━━ ENTRIES PROVIDED ━━

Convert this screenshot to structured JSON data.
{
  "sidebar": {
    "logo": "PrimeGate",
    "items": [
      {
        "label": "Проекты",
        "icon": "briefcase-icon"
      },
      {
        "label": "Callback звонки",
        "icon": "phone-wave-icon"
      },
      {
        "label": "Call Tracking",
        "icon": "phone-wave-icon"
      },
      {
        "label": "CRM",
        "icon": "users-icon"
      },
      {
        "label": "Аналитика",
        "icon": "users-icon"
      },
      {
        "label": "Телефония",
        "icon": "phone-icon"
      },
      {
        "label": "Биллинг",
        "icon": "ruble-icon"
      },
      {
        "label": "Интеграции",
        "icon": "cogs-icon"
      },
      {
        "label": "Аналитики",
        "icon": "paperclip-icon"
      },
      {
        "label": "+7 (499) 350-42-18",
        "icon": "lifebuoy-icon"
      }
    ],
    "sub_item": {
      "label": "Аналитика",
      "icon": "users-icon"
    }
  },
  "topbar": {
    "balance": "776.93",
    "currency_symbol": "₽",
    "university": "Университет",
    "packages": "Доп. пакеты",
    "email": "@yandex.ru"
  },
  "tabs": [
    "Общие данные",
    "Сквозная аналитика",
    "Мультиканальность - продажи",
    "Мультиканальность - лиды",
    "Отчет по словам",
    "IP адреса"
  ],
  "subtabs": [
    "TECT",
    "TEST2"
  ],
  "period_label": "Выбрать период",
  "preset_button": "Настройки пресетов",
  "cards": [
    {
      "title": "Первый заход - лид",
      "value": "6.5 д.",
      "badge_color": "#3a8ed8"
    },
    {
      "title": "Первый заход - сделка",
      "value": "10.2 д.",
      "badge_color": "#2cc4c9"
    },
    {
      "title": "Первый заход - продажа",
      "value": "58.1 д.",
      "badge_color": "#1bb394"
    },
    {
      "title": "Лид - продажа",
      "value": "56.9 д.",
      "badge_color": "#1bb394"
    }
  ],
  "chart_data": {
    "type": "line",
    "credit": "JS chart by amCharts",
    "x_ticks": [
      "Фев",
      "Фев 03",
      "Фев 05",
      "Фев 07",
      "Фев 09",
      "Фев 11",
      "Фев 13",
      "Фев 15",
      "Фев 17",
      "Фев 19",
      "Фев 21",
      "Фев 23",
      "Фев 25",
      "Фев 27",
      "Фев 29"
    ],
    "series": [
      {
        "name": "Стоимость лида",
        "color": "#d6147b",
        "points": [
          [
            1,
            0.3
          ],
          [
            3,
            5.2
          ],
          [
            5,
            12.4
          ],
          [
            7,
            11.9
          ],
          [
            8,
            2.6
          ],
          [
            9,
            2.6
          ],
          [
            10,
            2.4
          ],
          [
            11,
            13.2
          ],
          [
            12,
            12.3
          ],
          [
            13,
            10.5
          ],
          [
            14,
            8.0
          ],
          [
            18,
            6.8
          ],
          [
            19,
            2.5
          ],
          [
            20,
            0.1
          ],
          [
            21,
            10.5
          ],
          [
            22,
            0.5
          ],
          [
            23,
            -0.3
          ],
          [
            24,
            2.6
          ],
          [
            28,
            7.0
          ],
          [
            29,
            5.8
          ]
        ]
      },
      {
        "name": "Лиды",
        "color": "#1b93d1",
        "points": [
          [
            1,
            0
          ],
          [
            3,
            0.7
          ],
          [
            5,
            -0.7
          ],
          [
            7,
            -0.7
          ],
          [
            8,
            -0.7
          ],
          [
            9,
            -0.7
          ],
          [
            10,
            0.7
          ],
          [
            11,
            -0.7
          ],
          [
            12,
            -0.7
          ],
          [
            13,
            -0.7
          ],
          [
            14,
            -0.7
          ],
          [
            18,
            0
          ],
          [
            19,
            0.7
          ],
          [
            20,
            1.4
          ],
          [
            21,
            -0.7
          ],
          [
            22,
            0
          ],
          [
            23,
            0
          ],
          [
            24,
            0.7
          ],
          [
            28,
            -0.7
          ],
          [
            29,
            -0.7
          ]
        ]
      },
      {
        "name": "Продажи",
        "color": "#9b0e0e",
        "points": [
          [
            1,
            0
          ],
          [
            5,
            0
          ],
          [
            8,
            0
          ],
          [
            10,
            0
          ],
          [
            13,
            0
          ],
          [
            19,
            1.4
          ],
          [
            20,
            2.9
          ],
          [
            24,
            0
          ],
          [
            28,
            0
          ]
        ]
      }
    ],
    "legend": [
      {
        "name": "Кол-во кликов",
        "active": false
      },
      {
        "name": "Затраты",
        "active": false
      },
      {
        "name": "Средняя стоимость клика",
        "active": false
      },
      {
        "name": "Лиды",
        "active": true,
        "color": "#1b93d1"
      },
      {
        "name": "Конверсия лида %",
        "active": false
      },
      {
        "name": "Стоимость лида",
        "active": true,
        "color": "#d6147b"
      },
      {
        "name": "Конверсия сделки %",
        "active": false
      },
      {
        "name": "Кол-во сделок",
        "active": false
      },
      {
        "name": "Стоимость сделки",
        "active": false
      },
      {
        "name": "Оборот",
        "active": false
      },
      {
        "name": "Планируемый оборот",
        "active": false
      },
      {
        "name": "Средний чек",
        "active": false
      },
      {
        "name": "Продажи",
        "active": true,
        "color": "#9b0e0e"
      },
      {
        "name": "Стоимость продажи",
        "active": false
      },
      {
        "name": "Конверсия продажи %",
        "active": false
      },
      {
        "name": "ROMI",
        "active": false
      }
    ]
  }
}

━━━

Repeat every record exactly as written, please.

ANSWER TO THIS EXERCISE:
Convert this screenshot to structured JSON data.
{
  "sidebar": {
    "logo": "PrimeGate",
    "items": [
      {
        "label": "Проекты",
        "icon": "briefcase-icon"
      },
      {
        "label": "Callback звонки",
        "icon": "phone-wave-icon"
      },
      {
        "label": "Call Tracking",
        "icon": "phone-wave-icon"
      },
      {
        "label": "CRM",
        "icon": "users-icon"
      },
      {
        "label": "Аналитика",
        "icon": "users-icon"
      },
      {
        "label": "Телефония",
        "icon": "phone-icon"
      },
      {
        "label": "Биллинг",
        "icon": "ruble-icon"
      },
      {
        "label": "Интеграции",
        "icon": "cogs-icon"
      },
      {
        "label": "Аналитики",
        "icon": "paperclip-icon"
      },
      {
        "label": "+7 (499) 350-42-18",
        "icon": "lifebuoy-icon"
      }
    ],
    "sub_item": {
      "label": "Аналитика",
      "icon": "users-icon"
    }
  },
  "topbar": {
    "balance": "776.93",
    "currency_symbol": "₽",
    "university": "Университет",
    "packages": "Доп. пакеты",
    "email": "@yandex.ru"
  },
  "tabs": [
    "Общие данные",
    "Сквозная аналитика",
    "Мультиканальность - продажи",
    "Мультиканальность - лиды",
    "Отчет по словам",
    "IP адреса"
  ],
  "subtabs": [
    "TECT",
    "TEST2"
  ],
  "period_label": "Выбрать период",
  "preset_button": "Настройки пресетов",
  "cards": [
    {
      "title": "Первый заход - лид",
      "value": "6.5 д.",
      "badge_color": "#3a8ed8"
    },
    {
      "title": "Первый заход - сделка",
      "value": "10.2 д.",
      "badge_color": "#2cc4c9"
    },
    {
      "title": "Первый заход - продажа",
      "value": "58.1 д.",
      "badge_color": "#1bb394"
    },
    {
      "title": "Лид - продажа",
      "value": "56.9 д.",
      "badge_color": "#1bb394"
    }
  ],
  "chart_data": {
    "type": "line",
    "credit": "JS chart by amCharts",
    "x_ticks": [
      "Фев",
      "Фев 03",
      "Фев 05",
      "Фев 07",
      "Фев 09",
      "Фев 11",
      "Фев 13",
      "Фев 15",
      "Фев 17",
      "Фев 19",
      "Фев 21",
      "Фев 23",
      "Фев 25",
      "Фев 27",
      "Фев 29"
    ],
    "series": [
      {
        "name": "Стоимость лида",
        "color": "#d6147b",
        "points": [
          [
            1,
            0.3
          ],
          [
            3,
            5.2
          ],
          [
            5,
            12.4
          ],
          [
            7,
            11.9
          ],
          [
            8,
            2.6
          ],
          [
            9,
            2.6
          ],
          [
            10,
            2.4
          ],
          [
            11,
            13.2
          ],
          [
            12,
            12.3
          ],
          [
            13,
            10.5
          ],
          [
            14,
            8.0
          ],
          [
            18,
            6.8
          ],
          [
            19,
            2.5
          ],
          [
            20,
            0.1
          ],
          [
            21,
            10.5
          ],
          [
            22,
            0.5
          ],
          [
            23,
            -0.3
          ],
          [
            24,
            2.6
          ],
          [
            28,
            7.0
          ],
          [
            29,
            5.8
          ]
        ]
      },
      {
        "name": "Лиды",
        "color": "#1b93d1",
        "points": [
          [
            1,
            0
          ],
          [
            3,
            0.7
          ],
          [
            5,
            -0.7
          ],
          [
            7,
            -0.7
          ],
          [
            8,
            -0.7
          ],
          [
            9,
            -0.7
          ],
          [
            10,
            0.7
          ],
          [
            11,
            -0.7
          ],
          [
            12,
            -0.7
          ],
          [
            13,
            -0.7
          ],
          [
            14,
            -0.7
          ],
          [
            18,
            0
          ],
          [
            19,
            0.7
          ],
          [
            20,
            1.4
          ],
          [
            21,
            -0.7
          ],
          [
            22,
            0
          ],
          [
            23,
            0
          ],
          [
            24,
            0.7
          ],
          [
            28,
            -0.7
          ],
          [
            29,
            -0.7
          ]
        ]
      },
      {
        "name": "Продажи",
        "color": "#9b0e0e",
        "points": [
          [
            1,
            0
          ],
          [
            5,
            0
          ],
          [
            8,
            0
          ],
          [
            10,
            0
          ],
          [
            13,
            0
          ],
          [
            19,
            1.4
          ],
          [
            20,
            2.9
          ],
          [
            24,
            0
          ],
          [
            28,
            0
          ]
        ]
      }
    ],
    "legend": [
      {
        "name": "Кол-во кликов",
        "active": false
      },
      {
        "name": "Затраты",
        "active": false
      },
      {
        "name": "Средняя стоимость клика",
        "active": false
      },
      {
        "name": "Лиды",
        "active": true,
        "color": "#1b93d1"
      },
      {
        "name": "Конверсия лида %",
        "active": false
      },
      {
        "name": "Стоимость лида",
        "active": true,
        "color": "#d6147b"
      },
      {
        "name": "Конверсия сделки %",
        "active": false
      },
      {
        "name": "Кол-во сделок",
        "active": false
      },
      {
        "name": "Стоимость сделки",
        "active": false
      },
      {
        "name": "Оборот",
        "active": false
      },
      {
        "name": "Планируемый оборот",
        "active": false
      },
      {
        "name": "Средний чек",
        "active": false
      },
      {
        "name": "Продажи",
        "active": true,
        "color": "#9b0e0e"
      },
      {
        "name": "Стоимость продажи",
        "active": false
      },
      {
        "name": "Конверсия продажи %",
        "active": false
      },
      {
        "name": "ROMI",
        "active": false
      }
    ]
  }
}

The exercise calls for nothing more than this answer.